▸ **Problem requirements**
Scan the lines below for the word "name". Copy each line you find it in.

▸ **Information shown**

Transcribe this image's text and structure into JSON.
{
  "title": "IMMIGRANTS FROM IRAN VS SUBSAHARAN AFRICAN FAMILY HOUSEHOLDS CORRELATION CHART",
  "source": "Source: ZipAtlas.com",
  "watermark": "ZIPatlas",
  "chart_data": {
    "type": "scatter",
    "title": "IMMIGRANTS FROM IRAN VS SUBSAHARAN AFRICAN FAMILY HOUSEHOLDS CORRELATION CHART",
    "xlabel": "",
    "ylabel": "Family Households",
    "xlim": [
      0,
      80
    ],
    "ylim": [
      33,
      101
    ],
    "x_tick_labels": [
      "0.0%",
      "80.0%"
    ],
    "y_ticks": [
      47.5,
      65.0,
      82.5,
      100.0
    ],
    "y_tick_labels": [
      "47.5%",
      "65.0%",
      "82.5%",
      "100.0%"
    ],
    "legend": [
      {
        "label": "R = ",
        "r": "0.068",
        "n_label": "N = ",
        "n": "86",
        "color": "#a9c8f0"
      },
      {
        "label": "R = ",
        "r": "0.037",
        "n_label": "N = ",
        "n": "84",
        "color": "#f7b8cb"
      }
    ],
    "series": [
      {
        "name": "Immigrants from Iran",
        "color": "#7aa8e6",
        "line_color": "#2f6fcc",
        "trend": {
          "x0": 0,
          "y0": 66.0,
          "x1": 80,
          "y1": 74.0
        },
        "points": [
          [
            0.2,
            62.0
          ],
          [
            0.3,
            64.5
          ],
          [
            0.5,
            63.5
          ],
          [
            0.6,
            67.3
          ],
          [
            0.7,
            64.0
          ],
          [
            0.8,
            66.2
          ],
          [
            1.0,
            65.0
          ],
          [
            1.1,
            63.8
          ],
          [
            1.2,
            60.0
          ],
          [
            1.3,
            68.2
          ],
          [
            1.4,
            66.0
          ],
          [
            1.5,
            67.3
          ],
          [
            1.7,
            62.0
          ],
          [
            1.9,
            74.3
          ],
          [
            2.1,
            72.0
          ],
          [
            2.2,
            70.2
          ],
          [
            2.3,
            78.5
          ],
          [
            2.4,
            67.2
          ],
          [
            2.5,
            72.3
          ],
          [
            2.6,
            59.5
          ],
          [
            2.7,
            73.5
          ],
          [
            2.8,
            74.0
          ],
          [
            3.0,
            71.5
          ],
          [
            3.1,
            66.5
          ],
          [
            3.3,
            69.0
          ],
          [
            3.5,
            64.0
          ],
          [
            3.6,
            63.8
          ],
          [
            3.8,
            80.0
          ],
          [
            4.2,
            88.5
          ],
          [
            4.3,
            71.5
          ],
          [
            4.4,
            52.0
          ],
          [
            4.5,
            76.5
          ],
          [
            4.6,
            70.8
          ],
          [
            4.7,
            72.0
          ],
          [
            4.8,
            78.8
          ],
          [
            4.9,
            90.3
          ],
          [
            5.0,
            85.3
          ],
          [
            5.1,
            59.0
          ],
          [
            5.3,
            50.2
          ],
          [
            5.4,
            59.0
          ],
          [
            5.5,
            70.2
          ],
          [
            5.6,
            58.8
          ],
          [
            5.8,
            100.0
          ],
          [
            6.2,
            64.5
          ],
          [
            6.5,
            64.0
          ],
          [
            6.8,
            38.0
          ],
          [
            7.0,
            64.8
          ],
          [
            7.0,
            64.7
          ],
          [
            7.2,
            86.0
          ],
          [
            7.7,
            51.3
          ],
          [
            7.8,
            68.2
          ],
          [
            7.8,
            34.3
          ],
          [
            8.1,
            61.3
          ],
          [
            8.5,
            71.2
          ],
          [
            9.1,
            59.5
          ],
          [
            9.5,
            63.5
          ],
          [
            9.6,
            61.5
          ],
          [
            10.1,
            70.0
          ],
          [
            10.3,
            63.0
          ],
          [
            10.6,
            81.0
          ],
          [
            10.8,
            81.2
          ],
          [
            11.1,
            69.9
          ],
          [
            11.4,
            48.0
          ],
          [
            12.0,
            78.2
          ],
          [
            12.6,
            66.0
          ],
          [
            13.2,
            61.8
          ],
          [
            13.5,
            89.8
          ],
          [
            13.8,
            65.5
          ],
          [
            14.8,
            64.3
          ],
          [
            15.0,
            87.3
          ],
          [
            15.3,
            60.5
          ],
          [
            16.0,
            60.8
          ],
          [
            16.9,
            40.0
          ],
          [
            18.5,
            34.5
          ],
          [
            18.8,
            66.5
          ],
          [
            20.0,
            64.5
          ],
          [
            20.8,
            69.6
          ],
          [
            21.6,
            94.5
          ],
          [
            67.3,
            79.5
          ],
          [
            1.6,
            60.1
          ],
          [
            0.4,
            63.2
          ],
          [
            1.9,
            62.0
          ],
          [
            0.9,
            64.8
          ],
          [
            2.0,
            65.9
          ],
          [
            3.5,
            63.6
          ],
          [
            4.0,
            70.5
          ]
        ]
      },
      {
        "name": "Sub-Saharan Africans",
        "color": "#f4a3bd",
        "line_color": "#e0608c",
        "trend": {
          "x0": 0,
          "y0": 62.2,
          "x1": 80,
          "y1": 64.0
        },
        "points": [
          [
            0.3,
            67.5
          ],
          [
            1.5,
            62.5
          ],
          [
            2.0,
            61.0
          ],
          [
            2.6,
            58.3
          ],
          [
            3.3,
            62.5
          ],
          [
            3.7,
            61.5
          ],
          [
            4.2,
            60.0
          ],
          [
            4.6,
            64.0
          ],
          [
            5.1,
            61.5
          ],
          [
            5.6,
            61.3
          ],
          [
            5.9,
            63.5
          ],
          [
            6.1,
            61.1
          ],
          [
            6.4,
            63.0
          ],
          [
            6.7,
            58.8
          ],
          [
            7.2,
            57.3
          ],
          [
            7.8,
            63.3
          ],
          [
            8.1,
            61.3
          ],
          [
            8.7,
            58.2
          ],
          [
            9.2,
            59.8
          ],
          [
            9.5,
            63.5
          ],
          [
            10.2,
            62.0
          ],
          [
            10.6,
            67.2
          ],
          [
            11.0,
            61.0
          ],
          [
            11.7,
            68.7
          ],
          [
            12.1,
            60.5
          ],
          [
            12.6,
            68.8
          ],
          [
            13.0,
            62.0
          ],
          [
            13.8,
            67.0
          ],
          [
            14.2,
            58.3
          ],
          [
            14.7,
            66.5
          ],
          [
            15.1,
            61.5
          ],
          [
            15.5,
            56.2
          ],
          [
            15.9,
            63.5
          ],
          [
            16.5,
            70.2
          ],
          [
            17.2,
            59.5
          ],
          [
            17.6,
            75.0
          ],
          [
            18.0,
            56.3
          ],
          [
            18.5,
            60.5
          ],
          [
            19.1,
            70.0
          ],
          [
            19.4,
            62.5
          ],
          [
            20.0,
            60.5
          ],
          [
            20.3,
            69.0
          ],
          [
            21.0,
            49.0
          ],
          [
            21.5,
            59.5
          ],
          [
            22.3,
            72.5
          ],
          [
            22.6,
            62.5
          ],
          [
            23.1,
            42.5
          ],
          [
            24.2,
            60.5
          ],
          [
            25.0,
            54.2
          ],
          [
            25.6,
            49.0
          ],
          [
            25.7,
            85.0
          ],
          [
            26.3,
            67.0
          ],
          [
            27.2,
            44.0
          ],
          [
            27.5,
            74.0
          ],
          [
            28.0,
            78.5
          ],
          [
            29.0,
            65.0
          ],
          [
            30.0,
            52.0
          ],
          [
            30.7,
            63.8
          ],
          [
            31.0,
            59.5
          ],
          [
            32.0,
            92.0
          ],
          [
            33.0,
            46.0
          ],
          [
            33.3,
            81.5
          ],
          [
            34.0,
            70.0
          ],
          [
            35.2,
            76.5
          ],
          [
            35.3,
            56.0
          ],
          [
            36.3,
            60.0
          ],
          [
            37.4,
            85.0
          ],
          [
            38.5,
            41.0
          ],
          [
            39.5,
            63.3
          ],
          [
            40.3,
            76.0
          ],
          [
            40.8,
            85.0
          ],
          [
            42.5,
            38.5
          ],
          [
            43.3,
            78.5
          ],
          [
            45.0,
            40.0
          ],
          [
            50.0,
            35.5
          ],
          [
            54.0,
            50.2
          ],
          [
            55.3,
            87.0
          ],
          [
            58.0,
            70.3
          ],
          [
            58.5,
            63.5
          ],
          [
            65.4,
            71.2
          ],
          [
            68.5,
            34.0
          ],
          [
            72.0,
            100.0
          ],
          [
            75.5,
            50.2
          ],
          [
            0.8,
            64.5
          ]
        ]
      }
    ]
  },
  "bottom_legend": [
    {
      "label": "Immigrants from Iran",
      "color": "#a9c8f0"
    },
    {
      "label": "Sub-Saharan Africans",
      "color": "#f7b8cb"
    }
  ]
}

▸ **Task result**
        "name": "Immigrants from Iran",
        "name": "Sub-Saharan Africans",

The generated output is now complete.